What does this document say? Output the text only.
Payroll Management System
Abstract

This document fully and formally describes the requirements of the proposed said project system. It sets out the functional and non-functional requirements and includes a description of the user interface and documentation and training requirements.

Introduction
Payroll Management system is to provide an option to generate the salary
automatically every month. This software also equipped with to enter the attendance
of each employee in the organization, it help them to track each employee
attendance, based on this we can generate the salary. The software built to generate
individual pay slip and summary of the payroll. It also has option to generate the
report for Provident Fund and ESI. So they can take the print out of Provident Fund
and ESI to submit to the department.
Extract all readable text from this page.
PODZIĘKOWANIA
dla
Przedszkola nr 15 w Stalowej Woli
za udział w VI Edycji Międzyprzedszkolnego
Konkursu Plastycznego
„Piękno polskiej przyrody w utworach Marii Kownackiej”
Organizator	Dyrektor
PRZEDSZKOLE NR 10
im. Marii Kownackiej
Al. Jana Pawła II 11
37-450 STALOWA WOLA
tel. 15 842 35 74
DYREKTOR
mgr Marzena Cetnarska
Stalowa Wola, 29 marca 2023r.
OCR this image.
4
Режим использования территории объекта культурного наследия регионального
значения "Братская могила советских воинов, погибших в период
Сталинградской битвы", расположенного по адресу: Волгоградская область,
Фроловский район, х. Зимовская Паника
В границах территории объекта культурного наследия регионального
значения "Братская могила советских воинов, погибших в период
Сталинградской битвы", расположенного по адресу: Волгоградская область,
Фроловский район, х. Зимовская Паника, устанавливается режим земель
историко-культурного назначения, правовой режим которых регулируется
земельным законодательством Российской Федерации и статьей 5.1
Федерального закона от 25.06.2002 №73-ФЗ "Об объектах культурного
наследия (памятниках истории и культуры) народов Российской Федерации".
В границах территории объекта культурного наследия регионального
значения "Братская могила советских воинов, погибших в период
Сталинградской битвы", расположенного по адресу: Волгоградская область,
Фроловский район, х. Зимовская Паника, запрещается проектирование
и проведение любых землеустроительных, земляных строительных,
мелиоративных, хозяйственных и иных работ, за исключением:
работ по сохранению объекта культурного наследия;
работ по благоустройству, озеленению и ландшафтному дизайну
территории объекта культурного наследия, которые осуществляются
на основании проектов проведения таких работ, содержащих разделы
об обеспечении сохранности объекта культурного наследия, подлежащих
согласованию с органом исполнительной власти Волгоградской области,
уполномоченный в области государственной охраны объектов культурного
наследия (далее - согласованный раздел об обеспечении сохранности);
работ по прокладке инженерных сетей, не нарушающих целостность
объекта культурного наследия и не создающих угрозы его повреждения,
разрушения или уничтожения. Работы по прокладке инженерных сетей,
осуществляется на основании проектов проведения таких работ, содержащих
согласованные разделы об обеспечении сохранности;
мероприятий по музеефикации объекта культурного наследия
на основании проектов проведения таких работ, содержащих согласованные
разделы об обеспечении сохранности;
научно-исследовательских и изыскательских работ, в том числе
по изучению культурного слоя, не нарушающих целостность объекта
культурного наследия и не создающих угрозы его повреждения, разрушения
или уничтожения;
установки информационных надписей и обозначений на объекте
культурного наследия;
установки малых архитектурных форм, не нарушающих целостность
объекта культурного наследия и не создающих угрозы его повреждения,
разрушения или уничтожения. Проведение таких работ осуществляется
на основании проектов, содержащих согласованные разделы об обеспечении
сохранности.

_STATED EXERCISE_. Scan the listing above and copy all lines containing the word "уничтожения".

_ANSWER FOR THIS EXERCISE_.
разрушения или уничтожения. Работы по прокладке инженерных сетей,
или уничтожения;
разрушения или уничтожения. Проведение таких работ осуществляется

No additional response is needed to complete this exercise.